[Figure record extracts]
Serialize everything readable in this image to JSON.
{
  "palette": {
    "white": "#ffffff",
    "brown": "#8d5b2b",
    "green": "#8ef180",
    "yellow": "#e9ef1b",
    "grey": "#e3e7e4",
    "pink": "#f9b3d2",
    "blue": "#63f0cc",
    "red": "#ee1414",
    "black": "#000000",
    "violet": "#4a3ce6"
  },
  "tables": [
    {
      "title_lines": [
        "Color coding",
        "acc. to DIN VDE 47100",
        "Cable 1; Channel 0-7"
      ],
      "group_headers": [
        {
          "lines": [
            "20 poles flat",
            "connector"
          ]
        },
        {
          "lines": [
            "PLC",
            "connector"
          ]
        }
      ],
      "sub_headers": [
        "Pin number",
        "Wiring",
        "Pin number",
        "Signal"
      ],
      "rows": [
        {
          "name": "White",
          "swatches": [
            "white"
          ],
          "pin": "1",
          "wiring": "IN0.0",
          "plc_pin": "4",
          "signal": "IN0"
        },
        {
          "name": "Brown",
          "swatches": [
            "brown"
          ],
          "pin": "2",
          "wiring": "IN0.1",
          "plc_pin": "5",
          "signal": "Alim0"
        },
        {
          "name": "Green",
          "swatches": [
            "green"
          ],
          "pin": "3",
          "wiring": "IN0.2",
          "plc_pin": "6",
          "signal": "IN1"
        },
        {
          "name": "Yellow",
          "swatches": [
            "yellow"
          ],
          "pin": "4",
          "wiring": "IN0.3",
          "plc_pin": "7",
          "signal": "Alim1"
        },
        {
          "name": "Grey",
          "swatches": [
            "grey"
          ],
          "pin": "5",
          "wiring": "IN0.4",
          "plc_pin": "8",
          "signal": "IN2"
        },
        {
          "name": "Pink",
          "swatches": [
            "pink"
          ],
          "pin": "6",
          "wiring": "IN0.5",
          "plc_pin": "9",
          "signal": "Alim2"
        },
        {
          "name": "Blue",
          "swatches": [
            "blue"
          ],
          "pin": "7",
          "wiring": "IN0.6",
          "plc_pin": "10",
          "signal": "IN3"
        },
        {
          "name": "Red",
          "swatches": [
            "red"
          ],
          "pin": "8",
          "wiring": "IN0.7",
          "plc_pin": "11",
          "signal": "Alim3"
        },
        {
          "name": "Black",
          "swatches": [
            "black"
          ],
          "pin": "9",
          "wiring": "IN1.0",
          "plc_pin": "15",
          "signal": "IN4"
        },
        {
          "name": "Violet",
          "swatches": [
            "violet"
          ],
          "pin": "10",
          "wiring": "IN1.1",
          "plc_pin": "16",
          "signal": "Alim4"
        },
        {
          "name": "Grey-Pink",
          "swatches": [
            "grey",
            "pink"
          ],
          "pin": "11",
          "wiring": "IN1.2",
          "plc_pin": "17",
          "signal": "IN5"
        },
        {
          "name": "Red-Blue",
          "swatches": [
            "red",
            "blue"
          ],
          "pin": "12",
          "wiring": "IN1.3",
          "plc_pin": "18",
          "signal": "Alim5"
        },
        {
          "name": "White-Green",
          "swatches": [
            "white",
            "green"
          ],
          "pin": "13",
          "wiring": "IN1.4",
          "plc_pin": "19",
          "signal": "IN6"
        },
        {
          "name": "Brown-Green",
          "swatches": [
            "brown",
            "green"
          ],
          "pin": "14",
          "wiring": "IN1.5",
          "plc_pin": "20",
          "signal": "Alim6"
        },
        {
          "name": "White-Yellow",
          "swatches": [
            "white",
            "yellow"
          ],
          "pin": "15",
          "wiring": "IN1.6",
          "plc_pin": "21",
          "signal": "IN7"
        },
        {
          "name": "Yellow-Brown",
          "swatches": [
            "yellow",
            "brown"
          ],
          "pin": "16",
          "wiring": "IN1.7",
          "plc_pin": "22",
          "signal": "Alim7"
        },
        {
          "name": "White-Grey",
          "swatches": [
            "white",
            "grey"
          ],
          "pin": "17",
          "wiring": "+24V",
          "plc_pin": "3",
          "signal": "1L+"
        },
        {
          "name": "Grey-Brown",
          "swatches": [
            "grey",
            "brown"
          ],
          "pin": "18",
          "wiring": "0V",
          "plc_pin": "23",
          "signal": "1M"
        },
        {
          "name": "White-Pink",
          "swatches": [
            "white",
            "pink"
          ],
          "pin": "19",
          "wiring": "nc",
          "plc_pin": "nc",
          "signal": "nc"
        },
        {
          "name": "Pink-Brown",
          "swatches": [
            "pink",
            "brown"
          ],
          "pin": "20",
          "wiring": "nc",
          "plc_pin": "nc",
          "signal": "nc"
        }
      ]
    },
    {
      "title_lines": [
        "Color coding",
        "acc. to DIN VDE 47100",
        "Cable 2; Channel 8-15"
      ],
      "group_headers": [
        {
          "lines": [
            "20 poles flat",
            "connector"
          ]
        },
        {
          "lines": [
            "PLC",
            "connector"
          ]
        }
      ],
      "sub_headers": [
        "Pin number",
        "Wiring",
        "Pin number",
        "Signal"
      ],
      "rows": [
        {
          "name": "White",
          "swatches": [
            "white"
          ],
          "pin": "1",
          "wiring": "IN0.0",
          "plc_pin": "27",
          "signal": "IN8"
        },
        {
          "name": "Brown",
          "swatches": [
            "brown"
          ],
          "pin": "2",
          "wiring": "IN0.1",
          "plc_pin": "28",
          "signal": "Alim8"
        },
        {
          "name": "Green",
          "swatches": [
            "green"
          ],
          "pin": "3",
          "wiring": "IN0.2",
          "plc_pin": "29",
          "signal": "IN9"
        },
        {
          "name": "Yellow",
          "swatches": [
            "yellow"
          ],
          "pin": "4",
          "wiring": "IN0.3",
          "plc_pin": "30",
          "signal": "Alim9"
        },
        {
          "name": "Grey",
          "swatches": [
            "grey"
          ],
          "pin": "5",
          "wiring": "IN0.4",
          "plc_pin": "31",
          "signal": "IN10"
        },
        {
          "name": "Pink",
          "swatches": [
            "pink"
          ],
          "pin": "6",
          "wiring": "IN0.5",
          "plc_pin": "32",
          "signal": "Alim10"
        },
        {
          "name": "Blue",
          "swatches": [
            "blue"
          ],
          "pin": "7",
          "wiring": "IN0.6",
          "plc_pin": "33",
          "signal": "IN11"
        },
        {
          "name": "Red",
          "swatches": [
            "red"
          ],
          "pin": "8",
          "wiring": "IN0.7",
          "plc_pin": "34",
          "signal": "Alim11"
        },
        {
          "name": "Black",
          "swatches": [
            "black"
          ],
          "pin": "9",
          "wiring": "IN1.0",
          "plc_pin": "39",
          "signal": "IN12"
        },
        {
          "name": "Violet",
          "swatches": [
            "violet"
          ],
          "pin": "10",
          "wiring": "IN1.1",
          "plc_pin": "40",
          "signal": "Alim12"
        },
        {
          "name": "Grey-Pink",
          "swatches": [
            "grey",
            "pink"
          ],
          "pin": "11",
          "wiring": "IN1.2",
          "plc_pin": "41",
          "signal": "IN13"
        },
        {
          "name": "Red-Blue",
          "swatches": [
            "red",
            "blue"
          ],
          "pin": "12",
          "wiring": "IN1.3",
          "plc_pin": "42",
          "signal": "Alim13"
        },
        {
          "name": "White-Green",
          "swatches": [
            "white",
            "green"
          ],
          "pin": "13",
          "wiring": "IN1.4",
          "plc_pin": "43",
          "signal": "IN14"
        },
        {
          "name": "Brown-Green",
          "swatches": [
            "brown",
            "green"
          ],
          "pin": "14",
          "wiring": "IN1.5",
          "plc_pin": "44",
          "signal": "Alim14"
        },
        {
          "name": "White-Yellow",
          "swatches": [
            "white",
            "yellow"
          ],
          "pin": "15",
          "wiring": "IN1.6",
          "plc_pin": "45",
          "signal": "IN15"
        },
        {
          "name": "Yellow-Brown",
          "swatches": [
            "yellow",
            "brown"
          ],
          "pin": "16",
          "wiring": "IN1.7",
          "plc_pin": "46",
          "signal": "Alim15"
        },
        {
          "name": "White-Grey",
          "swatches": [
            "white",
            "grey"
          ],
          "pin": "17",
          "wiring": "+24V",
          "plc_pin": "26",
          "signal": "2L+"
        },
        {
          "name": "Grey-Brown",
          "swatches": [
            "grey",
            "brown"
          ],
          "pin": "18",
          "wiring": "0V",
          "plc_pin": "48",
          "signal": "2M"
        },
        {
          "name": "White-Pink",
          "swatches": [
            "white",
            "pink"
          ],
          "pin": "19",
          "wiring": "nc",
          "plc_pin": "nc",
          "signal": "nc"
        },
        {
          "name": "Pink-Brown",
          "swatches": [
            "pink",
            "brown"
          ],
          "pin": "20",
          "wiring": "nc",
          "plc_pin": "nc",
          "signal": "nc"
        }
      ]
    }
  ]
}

* _Aim_
List each line of the records that holds the string "Cable".

* _Answer_
        "Cable 1; Channel 0-7"
        "Cable 2; Channel 8-15"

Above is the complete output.